* [Goal] Quote all of the data that follows exactly as written, skipping the images.

* [Given records]
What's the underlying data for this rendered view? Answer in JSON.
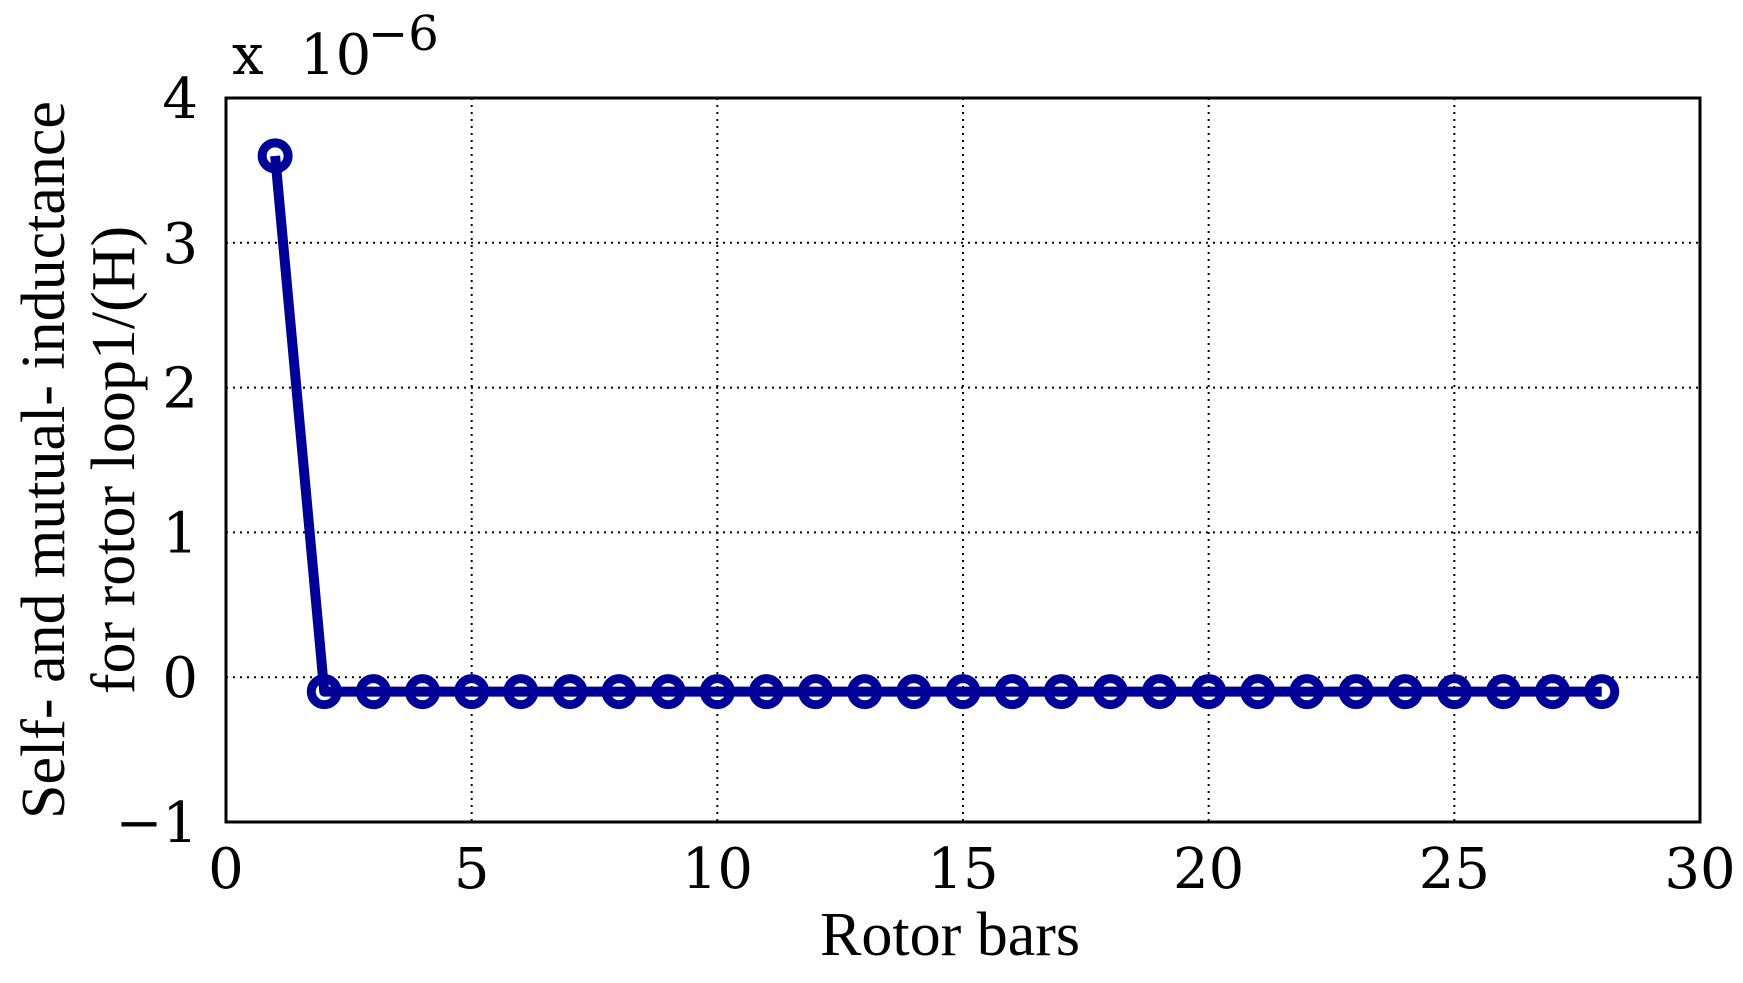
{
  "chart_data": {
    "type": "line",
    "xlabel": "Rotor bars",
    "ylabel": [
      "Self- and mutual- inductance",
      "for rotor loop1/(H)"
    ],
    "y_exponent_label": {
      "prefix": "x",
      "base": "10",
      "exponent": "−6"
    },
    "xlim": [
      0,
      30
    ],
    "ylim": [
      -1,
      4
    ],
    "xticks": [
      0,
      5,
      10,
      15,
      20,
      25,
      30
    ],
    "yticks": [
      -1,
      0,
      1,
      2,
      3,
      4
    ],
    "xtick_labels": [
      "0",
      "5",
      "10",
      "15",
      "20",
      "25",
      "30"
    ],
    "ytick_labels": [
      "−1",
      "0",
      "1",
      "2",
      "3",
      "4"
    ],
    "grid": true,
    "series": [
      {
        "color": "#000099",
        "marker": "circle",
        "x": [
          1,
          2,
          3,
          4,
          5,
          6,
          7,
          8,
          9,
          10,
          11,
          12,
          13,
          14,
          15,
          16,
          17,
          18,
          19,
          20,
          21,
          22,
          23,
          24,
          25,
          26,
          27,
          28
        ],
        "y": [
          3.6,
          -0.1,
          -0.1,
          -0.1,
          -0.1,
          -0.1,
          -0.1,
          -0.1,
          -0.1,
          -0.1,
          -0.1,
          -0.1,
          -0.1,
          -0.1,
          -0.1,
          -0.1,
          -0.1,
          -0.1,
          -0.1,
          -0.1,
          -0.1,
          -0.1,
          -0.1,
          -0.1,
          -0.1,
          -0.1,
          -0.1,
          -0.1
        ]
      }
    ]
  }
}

* [In response]
What's the underlying data for this rendered view? Answer in JSON.
{
  "chart_data": {
    "type": "line",
    "xlabel": "Rotor bars",
    "ylabel": [
      "Self- and mutual- inductance",
      "for rotor loop1/(H)"
    ],
    "y_exponent_label": {
      "prefix": "x",
      "base": "10",
      "exponent": "−6"
    },
    "xlim": [
      0,
      30
    ],
    "ylim": [
      -1,
      4
    ],
    "xticks": [
      0,
      5,
      10,
      15,
      20,
      25,
      30
    ],
    "yticks": [
      -1,
      0,
      1,
      2,
      3,
      4
    ],
    "xtick_labels": [
      "0",
      "5",
      "10",
      "15",
      "20",
      "25",
      "30"
    ],
    "ytick_labels": [
      "−1",
      "0",
      "1",
      "2",
      "3",
      "4"
    ],
    "grid": true,
    "series": [
      {
        "color": "#000099",
        "marker": "circle",
        "x": [
          1,
          2,
          3,
          4,
          5,
          6,
          7,
          8,
          9,
          10,
          11,
          12,
          13,
          14,
          15,
          16,
          17,
          18,
          19,
          20,
          21,
          22,
          23,
          24,
          25,
          26,
          27,
          28
        ],
        "y": [
          3.6,
          -0.1,
          -0.1,
          -0.1,
          -0.1,
          -0.1,
          -0.1,
          -0.1,
          -0.1,
          -0.1,
          -0.1,
          -0.1,
          -0.1,
          -0.1,
          -0.1,
          -0.1,
          -0.1,
          -0.1,
          -0.1,
          -0.1,
          -0.1,
          -0.1,
          -0.1,
          -0.1,
          -0.1,
          -0.1,
          -0.1,
          -0.1
        ]
      }
    ]
  }
}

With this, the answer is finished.